What you will do. The result should be every line of the listing that contains "number".

___ Information shown

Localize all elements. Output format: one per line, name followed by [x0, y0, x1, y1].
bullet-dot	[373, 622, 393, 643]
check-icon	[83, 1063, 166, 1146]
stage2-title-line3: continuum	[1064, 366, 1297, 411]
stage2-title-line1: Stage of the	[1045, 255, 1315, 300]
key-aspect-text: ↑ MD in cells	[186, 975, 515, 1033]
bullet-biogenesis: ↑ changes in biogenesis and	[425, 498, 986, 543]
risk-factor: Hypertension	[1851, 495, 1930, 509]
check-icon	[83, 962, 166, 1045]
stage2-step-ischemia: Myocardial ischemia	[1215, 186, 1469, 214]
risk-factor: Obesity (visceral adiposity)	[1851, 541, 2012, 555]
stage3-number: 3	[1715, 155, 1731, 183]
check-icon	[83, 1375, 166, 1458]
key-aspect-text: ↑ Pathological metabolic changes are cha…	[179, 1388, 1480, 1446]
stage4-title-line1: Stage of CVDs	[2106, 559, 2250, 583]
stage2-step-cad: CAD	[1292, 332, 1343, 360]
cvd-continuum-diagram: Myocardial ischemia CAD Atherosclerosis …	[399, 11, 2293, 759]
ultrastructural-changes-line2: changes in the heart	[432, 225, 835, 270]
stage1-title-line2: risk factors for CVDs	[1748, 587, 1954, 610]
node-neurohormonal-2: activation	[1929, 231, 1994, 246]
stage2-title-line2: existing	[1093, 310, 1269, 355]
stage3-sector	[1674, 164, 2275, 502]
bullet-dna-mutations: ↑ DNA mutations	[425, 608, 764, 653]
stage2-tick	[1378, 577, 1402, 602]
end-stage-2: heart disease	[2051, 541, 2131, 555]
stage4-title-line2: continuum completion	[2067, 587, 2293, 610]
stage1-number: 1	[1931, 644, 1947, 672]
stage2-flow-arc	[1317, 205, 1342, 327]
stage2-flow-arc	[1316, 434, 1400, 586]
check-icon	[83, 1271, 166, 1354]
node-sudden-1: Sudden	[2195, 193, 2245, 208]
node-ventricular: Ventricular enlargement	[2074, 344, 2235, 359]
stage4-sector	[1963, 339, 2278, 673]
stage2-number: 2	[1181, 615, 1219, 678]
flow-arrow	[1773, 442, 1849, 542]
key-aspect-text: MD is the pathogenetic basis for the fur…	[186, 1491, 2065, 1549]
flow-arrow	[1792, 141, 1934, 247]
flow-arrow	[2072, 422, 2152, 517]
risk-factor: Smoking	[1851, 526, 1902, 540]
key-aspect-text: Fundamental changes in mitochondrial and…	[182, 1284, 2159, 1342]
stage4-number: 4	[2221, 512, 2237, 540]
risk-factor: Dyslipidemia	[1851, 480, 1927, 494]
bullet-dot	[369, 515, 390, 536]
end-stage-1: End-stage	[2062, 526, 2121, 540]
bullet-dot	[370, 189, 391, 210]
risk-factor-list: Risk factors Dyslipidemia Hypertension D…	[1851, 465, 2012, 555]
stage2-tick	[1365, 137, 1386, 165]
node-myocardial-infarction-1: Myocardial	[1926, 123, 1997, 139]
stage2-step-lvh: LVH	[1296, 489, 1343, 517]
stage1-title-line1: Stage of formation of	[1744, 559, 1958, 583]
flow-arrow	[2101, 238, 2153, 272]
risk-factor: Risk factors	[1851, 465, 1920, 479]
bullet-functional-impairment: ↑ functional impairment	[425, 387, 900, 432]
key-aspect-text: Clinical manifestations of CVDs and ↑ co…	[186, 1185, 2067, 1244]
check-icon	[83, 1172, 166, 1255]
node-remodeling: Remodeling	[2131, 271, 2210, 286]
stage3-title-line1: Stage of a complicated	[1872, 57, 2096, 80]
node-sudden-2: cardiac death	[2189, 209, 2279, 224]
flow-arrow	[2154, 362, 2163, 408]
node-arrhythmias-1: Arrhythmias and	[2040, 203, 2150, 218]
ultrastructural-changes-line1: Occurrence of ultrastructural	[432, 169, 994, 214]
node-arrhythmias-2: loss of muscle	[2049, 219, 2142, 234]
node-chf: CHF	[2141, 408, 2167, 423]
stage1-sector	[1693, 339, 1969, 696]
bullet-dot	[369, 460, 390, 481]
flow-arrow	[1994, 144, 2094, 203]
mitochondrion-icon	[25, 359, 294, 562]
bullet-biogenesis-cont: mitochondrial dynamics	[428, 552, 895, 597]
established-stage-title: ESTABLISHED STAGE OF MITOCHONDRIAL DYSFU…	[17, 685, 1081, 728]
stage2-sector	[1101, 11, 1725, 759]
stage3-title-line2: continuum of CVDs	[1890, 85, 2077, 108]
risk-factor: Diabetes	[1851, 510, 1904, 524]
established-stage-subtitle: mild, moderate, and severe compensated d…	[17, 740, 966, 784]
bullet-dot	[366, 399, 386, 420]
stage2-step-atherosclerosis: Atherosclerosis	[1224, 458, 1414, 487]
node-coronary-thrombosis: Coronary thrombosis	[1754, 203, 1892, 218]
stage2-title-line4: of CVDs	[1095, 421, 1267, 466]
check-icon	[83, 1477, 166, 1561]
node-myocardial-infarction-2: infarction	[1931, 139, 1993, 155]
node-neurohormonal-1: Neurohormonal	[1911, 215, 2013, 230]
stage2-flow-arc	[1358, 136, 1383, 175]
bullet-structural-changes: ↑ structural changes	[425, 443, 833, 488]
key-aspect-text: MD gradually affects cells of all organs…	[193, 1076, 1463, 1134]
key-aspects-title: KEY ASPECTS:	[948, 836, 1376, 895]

______

Answer to the exercise.
stage3-number: 3	[1715, 155, 1731, 183]
stage1-number: 1	[1931, 644, 1947, 672]
stage2-number: 2	[1181, 615, 1219, 678]
stage4-number: 4	[2221, 512, 2237, 540]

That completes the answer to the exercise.